_Short problem_. Repeat all of the records verbatim.

........

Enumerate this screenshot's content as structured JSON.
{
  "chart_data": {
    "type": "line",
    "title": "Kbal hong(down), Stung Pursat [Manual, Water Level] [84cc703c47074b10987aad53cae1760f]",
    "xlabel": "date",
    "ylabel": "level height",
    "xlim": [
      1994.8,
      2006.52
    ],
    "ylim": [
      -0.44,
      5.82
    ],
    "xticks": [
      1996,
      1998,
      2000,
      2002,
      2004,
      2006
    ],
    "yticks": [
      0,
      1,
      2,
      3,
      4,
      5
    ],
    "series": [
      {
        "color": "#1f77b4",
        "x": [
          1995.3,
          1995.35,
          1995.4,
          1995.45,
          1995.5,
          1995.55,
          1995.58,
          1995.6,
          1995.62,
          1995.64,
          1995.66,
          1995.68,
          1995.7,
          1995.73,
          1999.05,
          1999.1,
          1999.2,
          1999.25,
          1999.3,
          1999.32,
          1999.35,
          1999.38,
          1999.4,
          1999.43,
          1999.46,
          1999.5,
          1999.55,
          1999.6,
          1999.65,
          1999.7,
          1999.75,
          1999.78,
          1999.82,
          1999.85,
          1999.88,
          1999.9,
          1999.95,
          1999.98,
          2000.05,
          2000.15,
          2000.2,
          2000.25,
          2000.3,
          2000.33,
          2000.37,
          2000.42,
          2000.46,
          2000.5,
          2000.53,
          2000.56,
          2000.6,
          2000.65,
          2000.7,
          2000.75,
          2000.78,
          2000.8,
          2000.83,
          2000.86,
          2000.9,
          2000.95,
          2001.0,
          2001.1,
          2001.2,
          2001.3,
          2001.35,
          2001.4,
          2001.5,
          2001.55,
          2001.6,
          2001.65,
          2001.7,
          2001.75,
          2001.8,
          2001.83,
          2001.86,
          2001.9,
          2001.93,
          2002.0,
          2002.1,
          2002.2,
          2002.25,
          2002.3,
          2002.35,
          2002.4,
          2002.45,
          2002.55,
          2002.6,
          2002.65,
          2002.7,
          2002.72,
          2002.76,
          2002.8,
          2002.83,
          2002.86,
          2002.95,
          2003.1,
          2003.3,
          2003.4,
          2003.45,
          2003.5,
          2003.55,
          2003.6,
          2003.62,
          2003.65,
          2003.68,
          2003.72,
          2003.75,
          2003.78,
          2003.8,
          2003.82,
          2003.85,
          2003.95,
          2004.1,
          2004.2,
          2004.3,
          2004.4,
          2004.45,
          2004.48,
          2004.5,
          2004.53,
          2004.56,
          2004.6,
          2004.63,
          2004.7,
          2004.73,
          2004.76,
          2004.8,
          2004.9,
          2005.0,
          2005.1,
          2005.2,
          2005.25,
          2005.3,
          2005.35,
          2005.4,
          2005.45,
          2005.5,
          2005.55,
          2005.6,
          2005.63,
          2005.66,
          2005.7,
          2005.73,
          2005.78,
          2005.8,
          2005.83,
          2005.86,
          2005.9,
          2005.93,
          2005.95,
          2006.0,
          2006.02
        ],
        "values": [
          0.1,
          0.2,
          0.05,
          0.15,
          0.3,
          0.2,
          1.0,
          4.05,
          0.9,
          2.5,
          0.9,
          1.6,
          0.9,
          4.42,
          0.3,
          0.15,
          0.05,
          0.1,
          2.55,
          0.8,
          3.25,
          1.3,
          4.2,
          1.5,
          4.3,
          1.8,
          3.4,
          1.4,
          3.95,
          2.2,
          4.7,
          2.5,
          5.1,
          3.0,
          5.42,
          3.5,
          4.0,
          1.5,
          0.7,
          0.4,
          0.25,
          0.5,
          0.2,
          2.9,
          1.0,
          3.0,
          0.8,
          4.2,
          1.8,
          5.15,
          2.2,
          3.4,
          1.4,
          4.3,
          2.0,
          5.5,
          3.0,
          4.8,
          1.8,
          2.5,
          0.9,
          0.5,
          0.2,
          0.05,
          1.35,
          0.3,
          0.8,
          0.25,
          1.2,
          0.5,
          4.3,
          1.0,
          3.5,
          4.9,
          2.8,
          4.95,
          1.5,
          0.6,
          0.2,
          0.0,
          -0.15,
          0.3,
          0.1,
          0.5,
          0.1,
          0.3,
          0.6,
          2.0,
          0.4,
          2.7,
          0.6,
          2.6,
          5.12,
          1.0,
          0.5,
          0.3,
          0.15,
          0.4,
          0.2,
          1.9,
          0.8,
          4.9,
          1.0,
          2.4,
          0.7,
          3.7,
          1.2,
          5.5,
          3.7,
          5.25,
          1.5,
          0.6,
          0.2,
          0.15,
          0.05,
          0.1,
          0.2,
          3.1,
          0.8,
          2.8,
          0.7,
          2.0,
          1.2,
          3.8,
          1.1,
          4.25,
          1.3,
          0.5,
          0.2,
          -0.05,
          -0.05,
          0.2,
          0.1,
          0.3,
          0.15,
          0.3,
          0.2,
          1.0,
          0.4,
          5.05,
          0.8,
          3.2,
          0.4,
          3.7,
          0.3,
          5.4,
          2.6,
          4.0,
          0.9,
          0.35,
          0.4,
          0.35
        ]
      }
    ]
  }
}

........

_Written response_.
Enumerate this screenshot's content as structured JSON.
{
  "chart_data": {
    "type": "line",
    "title": "Kbal hong(down), Stung Pursat [Manual, Water Level] [84cc703c47074b10987aad53cae1760f]",
    "xlabel": "date",
    "ylabel": "level height",
    "xlim": [
      1994.8,
      2006.52
    ],
    "ylim": [
      -0.44,
      5.82
    ],
    "xticks": [
      1996,
      1998,
      2000,
      2002,
      2004,
      2006
    ],
    "yticks": [
      0,
      1,
      2,
      3,
      4,
      5
    ],
    "series": [
      {
        "color": "#1f77b4",
        "x": [
          1995.3,
          1995.35,
          1995.4,
          1995.45,
          1995.5,
          1995.55,
          1995.58,
          1995.6,
          1995.62,
          1995.64,
          1995.66,
          1995.68,
          1995.7,
          1995.73,
          1999.05,
          1999.1,
          1999.2,
          1999.25,
          1999.3,
          1999.32,
          1999.35,
          1999.38,
          1999.4,
          1999.43,
          1999.46,
          1999.5,
          1999.55,
          1999.6,
          1999.65,
          1999.7,
          1999.75,
          1999.78,
          1999.82,
          1999.85,
          1999.88,
          1999.9,
          1999.95,
          1999.98,
          2000.05,
          2000.15,
          2000.2,
          2000.25,
          2000.3,
          2000.33,
          2000.37,
          2000.42,
          2000.46,
          2000.5,
          2000.53,
          2000.56,
          2000.6,
          2000.65,
          2000.7,
          2000.75,
          2000.78,
          2000.8,
          2000.83,
          2000.86,
          2000.9,
          2000.95,
          2001.0,
          2001.1,
          2001.2,
          2001.3,
          2001.35,
          2001.4,
          2001.5,
          2001.55,
          2001.6,
          2001.65,
          2001.7,
          2001.75,
          2001.8,
          2001.83,
          2001.86,
          2001.9,
          2001.93,
          2002.0,
          2002.1,
          2002.2,
          2002.25,
          2002.3,
          2002.35,
          2002.4,
          2002.45,
          2002.55,
          2002.6,
          2002.65,
          2002.7,
          2002.72,
          2002.76,
          2002.8,
          2002.83,
          2002.86,
          2002.95,
          2003.1,
          2003.3,
          2003.4,
          2003.45,
          2003.5,
          2003.55,
          2003.6,
          2003.62,
          2003.65,
          2003.68,
          2003.72,
          2003.75,
          2003.78,
          2003.8,
          2003.82,
          2003.85,
          2003.95,
          2004.1,
          2004.2,
          2004.3,
          2004.4,
          2004.45,
          2004.48,
          2004.5,
          2004.53,
          2004.56,
          2004.6,
          2004.63,
          2004.7,
          2004.73,
          2004.76,
          2004.8,
          2004.9,
          2005.0,
          2005.1,
          2005.2,
          2005.25,
          2005.3,
          2005.35,
          2005.4,
          2005.45,
          2005.5,
          2005.55,
          2005.6,
          2005.63,
          2005.66,
          2005.7,
          2005.73,
          2005.78,
          2005.8,
          2005.83,
          2005.86,
          2005.9,
          2005.93,
          2005.95,
          2006.0,
          2006.02
        ],
        "values": [
          0.1,
          0.2,
          0.05,
          0.15,
          0.3,
          0.2,
          1.0,
          4.05,
          0.9,
          2.5,
          0.9,
          1.6,
          0.9,
          4.42,
          0.3,
          0.15,
          0.05,
          0.1,
          2.55,
          0.8,
          3.25,
          1.3,
          4.2,
          1.5,
          4.3,
          1.8,
          3.4,
          1.4,
          3.95,
          2.2,
          4.7,
          2.5,
          5.1,
          3.0,
          5.42,
          3.5,
          4.0,
          1.5,
          0.7,
          0.4,
          0.25,
          0.5,
          0.2,
          2.9,
          1.0,
          3.0,
          0.8,
          4.2,
          1.8,
          5.15,
          2.2,
          3.4,
          1.4,
          4.3,
          2.0,
          5.5,
          3.0,
          4.8,
          1.8,
          2.5,
          0.9,
          0.5,
          0.2,
          0.05,
          1.35,
          0.3,
          0.8,
          0.25,
          1.2,
          0.5,
          4.3,
          1.0,
          3.5,
          4.9,
          2.8,
          4.95,
          1.5,
          0.6,
          0.2,
          0.0,
          -0.15,
          0.3,
          0.1,
          0.5,
          0.1,
          0.3,
          0.6,
          2.0,
          0.4,
          2.7,
          0.6,
          2.6,
          5.12,
          1.0,
          0.5,
          0.3,
          0.15,
          0.4,
          0.2,
          1.9,
          0.8,
          4.9,
          1.0,
          2.4,
          0.7,
          3.7,
          1.2,
          5.5,
          3.7,
          5.25,
          1.5,
          0.6,
          0.2,
          0.15,
          0.05,
          0.1,
          0.2,
          3.1,
          0.8,
          2.8,
          0.7,
          2.0,
          1.2,
          3.8,
          1.1,
          4.25,
          1.3,
          0.5,
          0.2,
          -0.05,
          -0.05,
          0.2,
          0.1,
          0.3,
          0.15,
          0.3,
          0.2,
          1.0,
          0.4,
          5.05,
          0.8,
          3.2,
          0.4,
          3.7,
          0.3,
          5.4,
          2.6,
          4.0,
          0.9,
          0.35,
          0.4,
          0.35
        ]
      }
    ]
  }
}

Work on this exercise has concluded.